- **Task to carry out**
Output an exact reproduction of the data.

- **Task inputs**
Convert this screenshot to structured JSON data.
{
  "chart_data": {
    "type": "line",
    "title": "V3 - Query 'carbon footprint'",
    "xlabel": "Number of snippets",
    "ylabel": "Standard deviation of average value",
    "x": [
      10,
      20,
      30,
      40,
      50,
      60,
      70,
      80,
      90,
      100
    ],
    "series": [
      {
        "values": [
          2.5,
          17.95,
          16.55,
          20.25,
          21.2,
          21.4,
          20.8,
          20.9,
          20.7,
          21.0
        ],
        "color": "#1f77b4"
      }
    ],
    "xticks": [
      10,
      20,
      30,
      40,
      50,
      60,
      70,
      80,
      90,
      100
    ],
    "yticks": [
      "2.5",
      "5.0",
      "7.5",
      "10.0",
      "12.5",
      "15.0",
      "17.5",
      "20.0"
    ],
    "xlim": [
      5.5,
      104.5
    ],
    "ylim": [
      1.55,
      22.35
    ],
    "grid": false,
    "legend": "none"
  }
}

- **Output for this exercise**
Convert this screenshot to structured JSON data.
{
  "chart_data": {
    "type": "line",
    "title": "V3 - Query 'carbon footprint'",
    "xlabel": "Number of snippets",
    "ylabel": "Standard deviation of average value",
    "x": [
      10,
      20,
      30,
      40,
      50,
      60,
      70,
      80,
      90,
      100
    ],
    "series": [
      {
        "values": [
          2.5,
          17.95,
          16.55,
          20.25,
          21.2,
          21.4,
          20.8,
          20.9,
          20.7,
          21.0
        ],
        "color": "#1f77b4"
      }
    ],
    "xticks": [
      10,
      20,
      30,
      40,
      50,
      60,
      70,
      80,
      90,
      100
    ],
    "yticks": [
      "2.5",
      "5.0",
      "7.5",
      "10.0",
      "12.5",
      "15.0",
      "17.5",
      "20.0"
    ],
    "xlim": [
      5.5,
      104.5
    ],
    "ylim": [
      1.55,
      22.35
    ],
    "grid": false,
    "legend": "none"
  }
}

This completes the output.